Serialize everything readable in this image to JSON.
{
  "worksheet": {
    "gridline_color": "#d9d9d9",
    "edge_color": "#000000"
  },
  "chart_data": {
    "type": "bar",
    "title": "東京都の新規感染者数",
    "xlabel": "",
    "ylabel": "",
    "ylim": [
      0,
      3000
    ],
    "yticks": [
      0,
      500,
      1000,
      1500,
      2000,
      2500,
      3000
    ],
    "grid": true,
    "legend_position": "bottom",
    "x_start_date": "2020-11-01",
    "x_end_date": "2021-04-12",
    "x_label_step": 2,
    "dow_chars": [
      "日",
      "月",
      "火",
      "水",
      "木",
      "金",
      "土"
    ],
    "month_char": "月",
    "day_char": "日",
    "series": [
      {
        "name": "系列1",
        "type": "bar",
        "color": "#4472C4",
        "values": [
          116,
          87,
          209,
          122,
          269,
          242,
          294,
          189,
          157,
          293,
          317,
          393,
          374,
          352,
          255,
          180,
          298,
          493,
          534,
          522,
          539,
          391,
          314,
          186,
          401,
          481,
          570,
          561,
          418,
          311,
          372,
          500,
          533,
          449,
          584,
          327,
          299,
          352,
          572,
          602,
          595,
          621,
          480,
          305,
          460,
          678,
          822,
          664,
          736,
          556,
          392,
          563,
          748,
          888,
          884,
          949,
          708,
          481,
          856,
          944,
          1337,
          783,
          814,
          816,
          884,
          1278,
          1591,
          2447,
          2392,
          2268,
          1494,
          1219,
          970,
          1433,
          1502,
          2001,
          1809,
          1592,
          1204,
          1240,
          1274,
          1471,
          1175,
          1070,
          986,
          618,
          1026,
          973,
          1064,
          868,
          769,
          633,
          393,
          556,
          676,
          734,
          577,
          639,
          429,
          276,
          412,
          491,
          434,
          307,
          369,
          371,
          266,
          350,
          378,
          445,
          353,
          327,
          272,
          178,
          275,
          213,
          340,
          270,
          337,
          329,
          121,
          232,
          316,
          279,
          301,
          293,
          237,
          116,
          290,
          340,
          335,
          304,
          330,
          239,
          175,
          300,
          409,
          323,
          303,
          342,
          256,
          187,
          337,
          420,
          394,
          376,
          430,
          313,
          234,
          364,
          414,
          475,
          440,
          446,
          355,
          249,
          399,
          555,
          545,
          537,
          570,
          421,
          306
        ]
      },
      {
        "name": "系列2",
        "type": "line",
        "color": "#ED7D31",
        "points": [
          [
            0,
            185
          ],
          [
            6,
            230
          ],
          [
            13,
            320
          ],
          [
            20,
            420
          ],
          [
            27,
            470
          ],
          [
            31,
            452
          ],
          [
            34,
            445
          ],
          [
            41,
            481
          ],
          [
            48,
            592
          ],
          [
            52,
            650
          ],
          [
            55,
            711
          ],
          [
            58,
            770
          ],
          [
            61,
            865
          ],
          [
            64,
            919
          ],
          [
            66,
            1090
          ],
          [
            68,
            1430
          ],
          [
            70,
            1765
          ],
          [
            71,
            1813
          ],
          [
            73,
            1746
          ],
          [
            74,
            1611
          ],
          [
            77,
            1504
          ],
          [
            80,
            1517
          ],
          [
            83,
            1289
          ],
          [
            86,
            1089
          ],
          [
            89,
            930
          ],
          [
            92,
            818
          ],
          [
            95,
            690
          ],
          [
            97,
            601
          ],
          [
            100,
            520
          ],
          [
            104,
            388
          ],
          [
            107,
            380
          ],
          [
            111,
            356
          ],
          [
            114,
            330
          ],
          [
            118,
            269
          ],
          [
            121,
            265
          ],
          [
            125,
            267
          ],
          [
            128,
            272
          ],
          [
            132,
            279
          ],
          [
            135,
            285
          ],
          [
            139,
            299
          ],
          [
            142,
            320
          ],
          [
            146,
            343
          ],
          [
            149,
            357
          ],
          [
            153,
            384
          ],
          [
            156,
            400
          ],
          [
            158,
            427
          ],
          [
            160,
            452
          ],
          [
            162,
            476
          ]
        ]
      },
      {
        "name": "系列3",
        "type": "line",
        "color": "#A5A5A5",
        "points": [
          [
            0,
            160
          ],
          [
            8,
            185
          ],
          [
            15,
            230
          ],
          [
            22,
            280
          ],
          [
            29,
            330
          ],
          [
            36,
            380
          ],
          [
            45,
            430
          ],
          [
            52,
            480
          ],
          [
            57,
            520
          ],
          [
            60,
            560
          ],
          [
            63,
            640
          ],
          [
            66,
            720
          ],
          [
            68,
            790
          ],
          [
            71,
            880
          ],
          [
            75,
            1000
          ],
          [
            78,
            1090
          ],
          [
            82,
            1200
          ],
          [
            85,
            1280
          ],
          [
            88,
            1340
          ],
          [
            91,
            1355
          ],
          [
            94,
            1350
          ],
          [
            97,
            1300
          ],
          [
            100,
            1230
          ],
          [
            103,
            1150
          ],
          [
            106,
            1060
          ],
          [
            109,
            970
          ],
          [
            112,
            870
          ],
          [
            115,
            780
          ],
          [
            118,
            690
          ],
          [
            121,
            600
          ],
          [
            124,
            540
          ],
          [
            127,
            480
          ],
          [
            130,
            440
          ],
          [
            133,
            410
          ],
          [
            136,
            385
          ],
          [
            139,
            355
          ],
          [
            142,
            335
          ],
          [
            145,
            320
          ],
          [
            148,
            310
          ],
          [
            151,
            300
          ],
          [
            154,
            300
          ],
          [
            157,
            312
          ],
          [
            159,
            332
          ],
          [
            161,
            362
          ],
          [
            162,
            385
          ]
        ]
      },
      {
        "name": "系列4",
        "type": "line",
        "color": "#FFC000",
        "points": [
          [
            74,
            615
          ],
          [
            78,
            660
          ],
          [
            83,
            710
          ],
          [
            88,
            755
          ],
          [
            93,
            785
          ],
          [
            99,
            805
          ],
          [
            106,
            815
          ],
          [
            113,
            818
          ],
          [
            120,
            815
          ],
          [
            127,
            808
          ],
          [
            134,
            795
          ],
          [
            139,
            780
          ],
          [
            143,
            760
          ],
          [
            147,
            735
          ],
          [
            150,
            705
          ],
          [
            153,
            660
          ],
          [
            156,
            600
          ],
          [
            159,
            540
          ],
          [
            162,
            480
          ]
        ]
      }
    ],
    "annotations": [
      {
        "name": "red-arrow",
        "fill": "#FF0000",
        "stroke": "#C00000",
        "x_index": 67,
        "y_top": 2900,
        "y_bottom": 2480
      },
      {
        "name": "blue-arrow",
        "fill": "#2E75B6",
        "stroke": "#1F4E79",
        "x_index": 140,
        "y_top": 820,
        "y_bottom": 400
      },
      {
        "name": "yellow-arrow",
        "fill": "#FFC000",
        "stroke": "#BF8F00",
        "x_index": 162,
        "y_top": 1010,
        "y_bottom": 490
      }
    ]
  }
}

========================================

*AIM OF THE TASK*
Read the entries and pick out all lines that include the word "arrow".

*SOLUTION FOR THIS PROBLEM*
        "name": "red-arrow",
        "name": "blue-arrow",
        "name": "yellow-arrow",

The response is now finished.